**Directive**
Retype each record shown below, leaving every character as it is.
┌─ Input for this task
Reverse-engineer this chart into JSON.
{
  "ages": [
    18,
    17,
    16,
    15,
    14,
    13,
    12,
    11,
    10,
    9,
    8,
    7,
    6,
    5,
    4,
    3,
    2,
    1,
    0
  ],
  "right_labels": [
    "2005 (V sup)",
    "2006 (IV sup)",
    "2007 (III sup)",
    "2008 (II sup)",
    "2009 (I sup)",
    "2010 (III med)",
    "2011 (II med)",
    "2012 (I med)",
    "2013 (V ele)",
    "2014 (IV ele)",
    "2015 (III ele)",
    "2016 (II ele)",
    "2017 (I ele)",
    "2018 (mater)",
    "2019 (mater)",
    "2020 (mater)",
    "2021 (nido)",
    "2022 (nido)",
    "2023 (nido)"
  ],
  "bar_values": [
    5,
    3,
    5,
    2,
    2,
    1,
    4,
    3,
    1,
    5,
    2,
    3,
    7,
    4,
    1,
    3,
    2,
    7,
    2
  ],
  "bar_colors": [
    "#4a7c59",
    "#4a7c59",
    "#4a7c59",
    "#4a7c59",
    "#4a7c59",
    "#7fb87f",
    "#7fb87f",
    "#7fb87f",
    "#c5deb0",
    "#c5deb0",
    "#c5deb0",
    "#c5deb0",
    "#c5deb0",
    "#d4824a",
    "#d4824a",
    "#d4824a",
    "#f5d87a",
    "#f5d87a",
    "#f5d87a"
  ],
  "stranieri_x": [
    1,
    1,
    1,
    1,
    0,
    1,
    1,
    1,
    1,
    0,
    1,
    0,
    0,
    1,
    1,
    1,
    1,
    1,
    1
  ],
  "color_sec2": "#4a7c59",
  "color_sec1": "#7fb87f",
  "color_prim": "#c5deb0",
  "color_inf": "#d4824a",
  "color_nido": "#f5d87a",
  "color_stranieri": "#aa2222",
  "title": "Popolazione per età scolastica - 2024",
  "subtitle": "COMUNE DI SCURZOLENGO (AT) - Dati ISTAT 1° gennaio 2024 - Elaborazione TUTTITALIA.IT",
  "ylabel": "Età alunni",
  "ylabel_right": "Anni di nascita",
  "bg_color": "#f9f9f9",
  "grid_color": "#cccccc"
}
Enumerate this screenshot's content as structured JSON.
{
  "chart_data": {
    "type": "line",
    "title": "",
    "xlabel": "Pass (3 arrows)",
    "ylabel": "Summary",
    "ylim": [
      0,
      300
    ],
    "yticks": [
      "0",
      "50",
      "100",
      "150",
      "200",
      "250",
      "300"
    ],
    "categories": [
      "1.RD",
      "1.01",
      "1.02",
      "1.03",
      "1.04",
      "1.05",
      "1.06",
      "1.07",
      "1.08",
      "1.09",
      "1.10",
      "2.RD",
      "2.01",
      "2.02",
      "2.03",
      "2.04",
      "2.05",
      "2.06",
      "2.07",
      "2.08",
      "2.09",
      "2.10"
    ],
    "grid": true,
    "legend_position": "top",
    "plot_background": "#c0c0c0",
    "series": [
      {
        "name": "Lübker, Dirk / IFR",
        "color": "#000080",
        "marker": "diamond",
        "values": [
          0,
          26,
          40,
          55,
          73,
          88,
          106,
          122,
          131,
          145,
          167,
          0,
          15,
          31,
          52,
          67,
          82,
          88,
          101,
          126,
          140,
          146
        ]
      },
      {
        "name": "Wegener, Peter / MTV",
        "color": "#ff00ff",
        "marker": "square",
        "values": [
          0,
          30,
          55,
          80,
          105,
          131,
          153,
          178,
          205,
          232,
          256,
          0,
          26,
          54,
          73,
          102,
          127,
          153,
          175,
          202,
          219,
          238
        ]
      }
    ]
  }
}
└─
**Exercise result**
Reverse-engineer this chart into JSON.
{
  "ages": [
    18,
    17,
    16,
    15,
    14,
    13,
    12,
    11,
    10,
    9,
    8,
    7,
    6,
    5,
    4,
    3,
    2,
    1,
    0
  ],
  "right_labels": [
    "2005 (V sup)",
    "2006 (IV sup)",
    "2007 (III sup)",
    "2008 (II sup)",
    "2009 (I sup)",
    "2010 (III med)",
    "2011 (II med)",
    "2012 (I med)",
    "2013 (V ele)",
    "2014 (IV ele)",
    "2015 (III ele)",
    "2016 (II ele)",
    "2017 (I ele)",
    "2018 (mater)",
    "2019 (mater)",
    "2020 (mater)",
    "2021 (nido)",
    "2022 (nido)",
    "2023 (nido)"
  ],
  "bar_values": [
    5,
    3,
    5,
    2,
    2,
    1,
    4,
    3,
    1,
    5,
    2,
    3,
    7,
    4,
    1,
    3,
    2,
    7,
    2
  ],
  "bar_colors": [
    "#4a7c59",
    "#4a7c59",
    "#4a7c59",
    "#4a7c59",
    "#4a7c59",
    "#7fb87f",
    "#7fb87f",
    "#7fb87f",
    "#c5deb0",
    "#c5deb0",
    "#c5deb0",
    "#c5deb0",
    "#c5deb0",
    "#d4824a",
    "#d4824a",
    "#d4824a",
    "#f5d87a",
    "#f5d87a",
    "#f5d87a"
  ],
  "stranieri_x": [
    1,
    1,
    1,
    1,
    0,
    1,
    1,
    1,
    1,
    0,
    1,
    0,
    0,
    1,
    1,
    1,
    1,
    1,
    1
  ],
  "color_sec2": "#4a7c59",
  "color_sec1": "#7fb87f",
  "color_prim": "#c5deb0",
  "color_inf": "#d4824a",
  "color_nido": "#f5d87a",
  "color_stranieri": "#aa2222",
  "title": "Popolazione per età scolastica - 2024",
  "subtitle": "COMUNE DI SCURZOLENGO (AT) - Dati ISTAT 1° gennaio 2024 - Elaborazione TUTTITALIA.IT",
  "ylabel": "Età alunni",
  "ylabel_right": "Anni di nascita",
  "bg_color": "#f9f9f9",
  "grid_color": "#cccccc"
}
Enumerate this screenshot's content as structured JSON.
{
  "chart_data": {
    "type": "line",
    "title": "",
    "xlabel": "Pass (3 arrows)",
    "ylabel": "Summary",
    "ylim": [
      0,
      300
    ],
    "yticks": [
      "0",
      "50",
      "100",
      "150",
      "200",
      "250",
      "300"
    ],
    "categories": [
      "1.RD",
      "1.01",
      "1.02",
      "1.03",
      "1.04",
      "1.05",
      "1.06",
      "1.07",
      "1.08",
      "1.09",
      "1.10",
      "2.RD",
      "2.01",
      "2.02",
      "2.03",
      "2.04",
      "2.05",
      "2.06",
      "2.07",
      "2.08",
      "2.09",
      "2.10"
    ],
    "grid": true,
    "legend_position": "top",
    "plot_background": "#c0c0c0",
    "series": [
      {
        "name": "Lübker, Dirk / IFR",
        "color": "#000080",
        "marker": "diamond",
        "values": [
          0,
          26,
          40,
          55,
          73,
          88,
          106,
          122,
          131,
          145,
          167,
          0,
          15,
          31,
          52,
          67,
          82,
          88,
          101,
          126,
          140,
          146
        ]
      },
      {
        "name": "Wegener, Peter / MTV",
        "color": "#ff00ff",
        "marker": "square",
        "values": [
          0,
          30,
          55,
          80,
          105,
          131,
          153,
          178,
          205,
          232,
          256,
          0,
          26,
          54,
          73,
          102,
          127,
          153,
          175,
          202,
          219,
          238
        ]
      }
    ]
  }
}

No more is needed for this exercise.